— Begin Raw data —

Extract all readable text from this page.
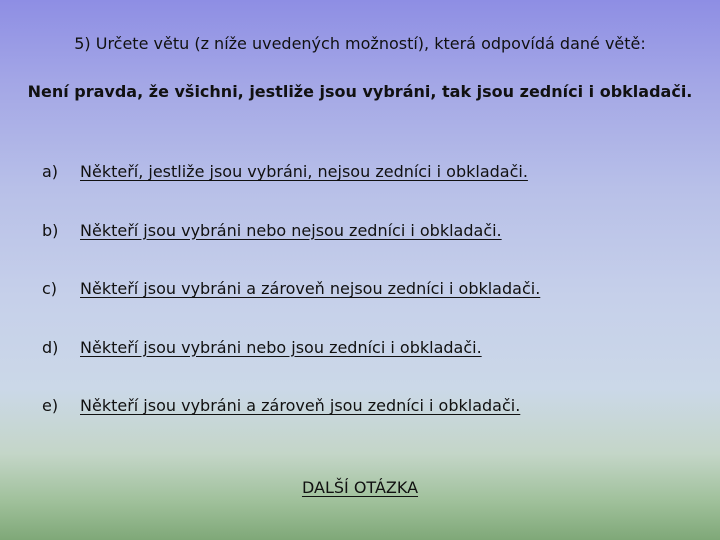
5) Určete větu (z níže uvedených možností), která odpovídá dané větě:
Není pravda, že všichni, jestliže jsou vybráni, tak jsou zedníci i obkladači.
a)	Někteří, jestliže jsou vybráni, nejsou zedníci i obkladači.
b)	Někteří jsou vybráni nebo nejsou zedníci i obkladači.
c)	Někteří jsou vybráni a zároveň nejsou zedníci i obkladači.
d)	Někteří jsou vybráni nebo jsou zedníci i obkladači.
e)	Někteří jsou vybráni a zároveň jsou zedníci i obkladači.
DALŠÍ OTÁZKA
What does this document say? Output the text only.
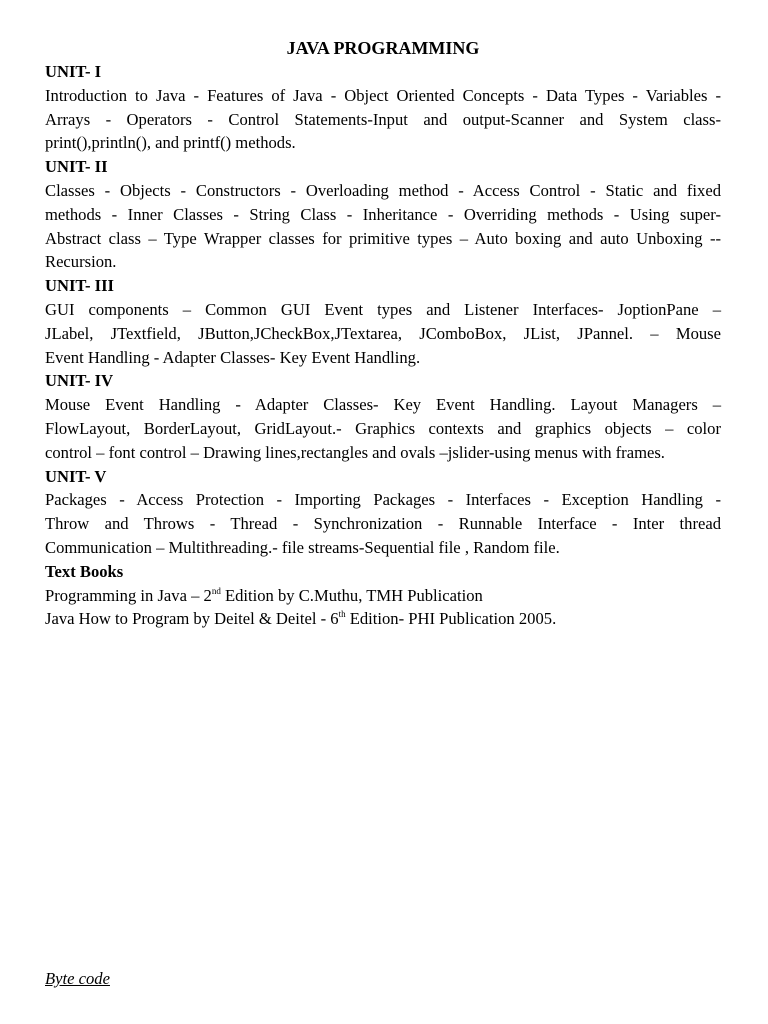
JAVA PROGRAMMING
UNIT- I
Introduction to Java - Features of Java - Object Oriented Concepts - Data Types - Variables -
Arrays - Operators - Control Statements-Input and output-Scanner and System class-
print(),println(), and printf() methods.
UNIT- II
Classes - Objects - Constructors - Overloading method - Access Control - Static and fixed
methods - Inner Classes - String Class - Inheritance - Overriding methods - Using super-
Abstract class – Type Wrapper classes for primitive types – Auto boxing and auto Unboxing --
Recursion.
UNIT- III
GUI components – Common GUI Event types and Listener Interfaces- JoptionPane –
JLabel, JTextfield, JButton,JCheckBox,JTextarea, JComboBox, JList, JPannel. – Mouse
Event Handling - Adapter Classes- Key Event Handling.
UNIT- IV
Mouse Event Handling - Adapter Classes- Key Event Handling. Layout Managers –
FlowLayout, BorderLayout, GridLayout.- Graphics contexts and graphics objects – color
control – font control – Drawing lines,rectangles and ovals –jslider-using menus with frames.
UNIT- V
Packages - Access Protection - Importing Packages - Interfaces - Exception Handling -
Throw and Throws - Thread - Synchronization - Runnable Interface - Inter thread
Communication – Multithreading.- file streams-Sequential file , Random file.
Text Books
Programming in Java – 2nd Edition by C.Muthu, TMH Publication
Java How to Program by Deitel & Deitel - 6th Edition- PHI Publication 2005.
Byte code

— End Raw data —

### Objective
Quote the material word for word, dropping any images it holds.

### Completed exercise
Extract all readable text from this page.
5) Určete větu (z níže uvedených možností), která odpovídá dané větě:
Není pravda, že všichni, jestliže jsou vybráni, tak jsou zedníci i obkladači.
a)	Někteří, jestliže jsou vybráni, nejsou zedníci i obkladači.
b)	Někteří jsou vybráni nebo nejsou zedníci i obkladači.
c)	Někteří jsou vybráni a zároveň nejsou zedníci i obkladači.
d)	Někteří jsou vybráni nebo jsou zedníci i obkladači.
e)	Někteří jsou vybráni a zároveň jsou zedníci i obkladači.
DALŠÍ OTÁZKA
What does this document say? Output the text only.
JAVA PROGRAMMING
UNIT- I
Introduction to Java - Features of Java - Object Oriented Concepts - Data Types - Variables -
Arrays - Operators - Control Statements-Input and output-Scanner and System class-
print(),println(), and printf() methods.
UNIT- II
Classes - Objects - Constructors - Overloading method - Access Control - Static and fixed
methods - Inner Classes - String Class - Inheritance - Overriding methods - Using super-
Abstract class – Type Wrapper classes for primitive types – Auto boxing and auto Unboxing --
Recursion.
UNIT- III
GUI components – Common GUI Event types and Listener Interfaces- JoptionPane –
JLabel, JTextfield, JButton,JCheckBox,JTextarea, JComboBox, JList, JPannel. – Mouse
Event Handling - Adapter Classes- Key Event Handling.
UNIT- IV
Mouse Event Handling - Adapter Classes- Key Event Handling. Layout Managers –
FlowLayout, BorderLayout, GridLayout.- Graphics contexts and graphics objects – color
control – font control – Drawing lines,rectangles and ovals –jslider-using menus with frames.
UNIT- V
Packages - Access Protection - Importing Packages - Interfaces - Exception Handling -
Throw and Throws - Thread - Synchronization - Runnable Interface - Inter thread
Communication – Multithreading.- file streams-Sequential file , Random file.
Text Books
Programming in Java – 2nd Edition by C.Muthu, TMH Publication
Java How to Program by Deitel & Deitel - 6th Edition- PHI Publication 2005.
Byte code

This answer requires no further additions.